_Exercise aim_
Can you reproduce the data beneath, keeping every line exact?

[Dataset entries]
= = =
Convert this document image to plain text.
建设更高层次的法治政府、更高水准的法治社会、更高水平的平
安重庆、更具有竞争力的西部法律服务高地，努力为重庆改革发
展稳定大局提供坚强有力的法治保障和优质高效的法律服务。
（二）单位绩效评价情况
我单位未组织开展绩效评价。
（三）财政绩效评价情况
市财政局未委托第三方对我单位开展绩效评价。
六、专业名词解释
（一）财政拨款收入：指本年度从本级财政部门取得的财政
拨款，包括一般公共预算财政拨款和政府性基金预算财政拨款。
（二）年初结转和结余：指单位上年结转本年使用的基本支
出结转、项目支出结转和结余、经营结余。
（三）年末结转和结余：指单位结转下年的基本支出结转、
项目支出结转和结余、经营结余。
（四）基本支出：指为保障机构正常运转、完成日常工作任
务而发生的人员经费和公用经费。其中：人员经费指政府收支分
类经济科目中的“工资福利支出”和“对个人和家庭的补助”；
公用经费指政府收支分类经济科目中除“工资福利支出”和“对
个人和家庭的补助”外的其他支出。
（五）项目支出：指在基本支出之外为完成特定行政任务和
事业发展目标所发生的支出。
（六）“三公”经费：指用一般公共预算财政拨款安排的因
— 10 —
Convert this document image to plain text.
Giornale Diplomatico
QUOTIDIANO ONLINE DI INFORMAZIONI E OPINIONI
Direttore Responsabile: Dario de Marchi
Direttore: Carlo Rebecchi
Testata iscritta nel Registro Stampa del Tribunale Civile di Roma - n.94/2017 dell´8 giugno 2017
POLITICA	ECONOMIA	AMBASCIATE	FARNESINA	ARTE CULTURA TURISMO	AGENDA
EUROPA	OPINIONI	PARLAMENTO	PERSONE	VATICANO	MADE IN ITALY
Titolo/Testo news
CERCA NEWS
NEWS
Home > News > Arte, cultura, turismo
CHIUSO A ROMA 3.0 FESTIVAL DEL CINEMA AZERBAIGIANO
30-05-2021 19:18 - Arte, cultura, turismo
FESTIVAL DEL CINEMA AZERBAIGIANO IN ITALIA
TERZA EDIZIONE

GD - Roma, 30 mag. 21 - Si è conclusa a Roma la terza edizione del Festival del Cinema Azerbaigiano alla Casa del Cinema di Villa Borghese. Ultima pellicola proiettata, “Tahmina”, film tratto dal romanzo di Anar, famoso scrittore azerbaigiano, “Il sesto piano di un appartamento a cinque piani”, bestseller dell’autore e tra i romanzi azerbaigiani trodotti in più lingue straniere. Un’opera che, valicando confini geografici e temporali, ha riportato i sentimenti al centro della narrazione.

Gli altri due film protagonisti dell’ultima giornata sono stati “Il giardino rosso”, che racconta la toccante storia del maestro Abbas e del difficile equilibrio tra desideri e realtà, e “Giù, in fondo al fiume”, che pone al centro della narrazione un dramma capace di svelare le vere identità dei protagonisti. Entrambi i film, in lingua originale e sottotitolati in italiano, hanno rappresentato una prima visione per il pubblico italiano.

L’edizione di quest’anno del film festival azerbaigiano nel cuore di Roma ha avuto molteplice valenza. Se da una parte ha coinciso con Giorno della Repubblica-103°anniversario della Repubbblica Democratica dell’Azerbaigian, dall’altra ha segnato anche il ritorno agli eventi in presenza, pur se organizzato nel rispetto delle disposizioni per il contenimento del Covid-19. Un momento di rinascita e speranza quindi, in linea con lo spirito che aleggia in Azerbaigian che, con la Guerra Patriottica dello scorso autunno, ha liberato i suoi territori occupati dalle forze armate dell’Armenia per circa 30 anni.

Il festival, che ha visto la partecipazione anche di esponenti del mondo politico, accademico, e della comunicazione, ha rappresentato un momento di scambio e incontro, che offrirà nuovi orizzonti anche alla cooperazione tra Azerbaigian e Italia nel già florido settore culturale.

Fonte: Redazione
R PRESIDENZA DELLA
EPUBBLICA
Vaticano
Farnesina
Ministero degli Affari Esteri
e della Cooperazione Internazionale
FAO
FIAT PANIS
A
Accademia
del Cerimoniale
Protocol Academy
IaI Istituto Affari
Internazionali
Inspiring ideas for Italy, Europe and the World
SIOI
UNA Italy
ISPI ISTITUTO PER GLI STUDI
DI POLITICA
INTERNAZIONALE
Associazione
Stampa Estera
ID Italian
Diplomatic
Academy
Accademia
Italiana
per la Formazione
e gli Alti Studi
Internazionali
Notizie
= = =
_Correct result_
Convert this document image to plain text.
建设更高层次的法治政府、更高水准的法治社会、更高水平的平
安重庆、更具有竞争力的西部法律服务高地，努力为重庆改革发
展稳定大局提供坚强有力的法治保障和优质高效的法律服务。
（二）单位绩效评价情况
我单位未组织开展绩效评价。
（三）财政绩效评价情况
市财政局未委托第三方对我单位开展绩效评价。
六、专业名词解释
（一）财政拨款收入：指本年度从本级财政部门取得的财政
拨款，包括一般公共预算财政拨款和政府性基金预算财政拨款。
（二）年初结转和结余：指单位上年结转本年使用的基本支
出结转、项目支出结转和结余、经营结余。
（三）年末结转和结余：指单位结转下年的基本支出结转、
项目支出结转和结余、经营结余。
（四）基本支出：指为保障机构正常运转、完成日常工作任
务而发生的人员经费和公用经费。其中：人员经费指政府收支分
类经济科目中的“工资福利支出”和“对个人和家庭的补助”；
公用经费指政府收支分类经济科目中除“工资福利支出”和“对
个人和家庭的补助”外的其他支出。
（五）项目支出：指在基本支出之外为完成特定行政任务和
事业发展目标所发生的支出。
（六）“三公”经费：指用一般公共预算财政拨款安排的因
— 10 —
Convert this document image to plain text.
Giornale Diplomatico
QUOTIDIANO ONLINE DI INFORMAZIONI E OPINIONI
Direttore Responsabile: Dario de Marchi
Direttore: Carlo Rebecchi
Testata iscritta nel Registro Stampa del Tribunale Civile di Roma - n.94/2017 dell´8 giugno 2017
POLITICA	ECONOMIA	AMBASCIATE	FARNESINA	ARTE CULTURA TURISMO	AGENDA
EUROPA	OPINIONI	PARLAMENTO	PERSONE	VATICANO	MADE IN ITALY
Titolo/Testo news
CERCA NEWS
NEWS
Home > News > Arte, cultura, turismo
CHIUSO A ROMA 3.0 FESTIVAL DEL CINEMA AZERBAIGIANO
30-05-2021 19:18 - Arte, cultura, turismo
FESTIVAL DEL CINEMA AZERBAIGIANO IN ITALIA
TERZA EDIZIONE

GD - Roma, 30 mag. 21 - Si è conclusa a Roma la terza edizione del Festival del Cinema Azerbaigiano alla Casa del Cinema di Villa Borghese. Ultima pellicola proiettata, “Tahmina”, film tratto dal romanzo di Anar, famoso scrittore azerbaigiano, “Il sesto piano di un appartamento a cinque piani”, bestseller dell’autore e tra i romanzi azerbaigiani trodotti in più lingue straniere. Un’opera che, valicando confini geografici e temporali, ha riportato i sentimenti al centro della narrazione.

Gli altri due film protagonisti dell’ultima giornata sono stati “Il giardino rosso”, che racconta la toccante storia del maestro Abbas e del difficile equilibrio tra desideri e realtà, e “Giù, in fondo al fiume”, che pone al centro della narrazione un dramma capace di svelare le vere identità dei protagonisti. Entrambi i film, in lingua originale e sottotitolati in italiano, hanno rappresentato una prima visione per il pubblico italiano.

L’edizione di quest’anno del film festival azerbaigiano nel cuore di Roma ha avuto molteplice valenza. Se da una parte ha coinciso con Giorno della Repubblica-103°anniversario della Repubbblica Democratica dell’Azerbaigian, dall’altra ha segnato anche il ritorno agli eventi in presenza, pur se organizzato nel rispetto delle disposizioni per il contenimento del Covid-19. Un momento di rinascita e speranza quindi, in linea con lo spirito che aleggia in Azerbaigian che, con la Guerra Patriottica dello scorso autunno, ha liberato i suoi territori occupati dalle forze armate dell’Armenia per circa 30 anni.

Il festival, che ha visto la partecipazione anche di esponenti del mondo politico, accademico, e della comunicazione, ha rappresentato un momento di scambio e incontro, che offrirà nuovi orizzonti anche alla cooperazione tra Azerbaigian e Italia nel già florido settore culturale.

Fonte: Redazione
R PRESIDENZA DELLA
EPUBBLICA
Vaticano
Farnesina
Ministero degli Affari Esteri
e della Cooperazione Internazionale
FAO
FIAT PANIS
A
Accademia
del Cerimoniale
Protocol Academy
IaI Istituto Affari
Internazionali
Inspiring ideas for Italy, Europe and the World
SIOI
UNA Italy
ISPI ISTITUTO PER GLI STUDI
DI POLITICA
INTERNAZIONALE
Associazione
Stampa Estera
ID Italian
Diplomatic
Academy
Accademia
Italiana
per la Formazione
e gli Alti Studi
Internazionali
Notizie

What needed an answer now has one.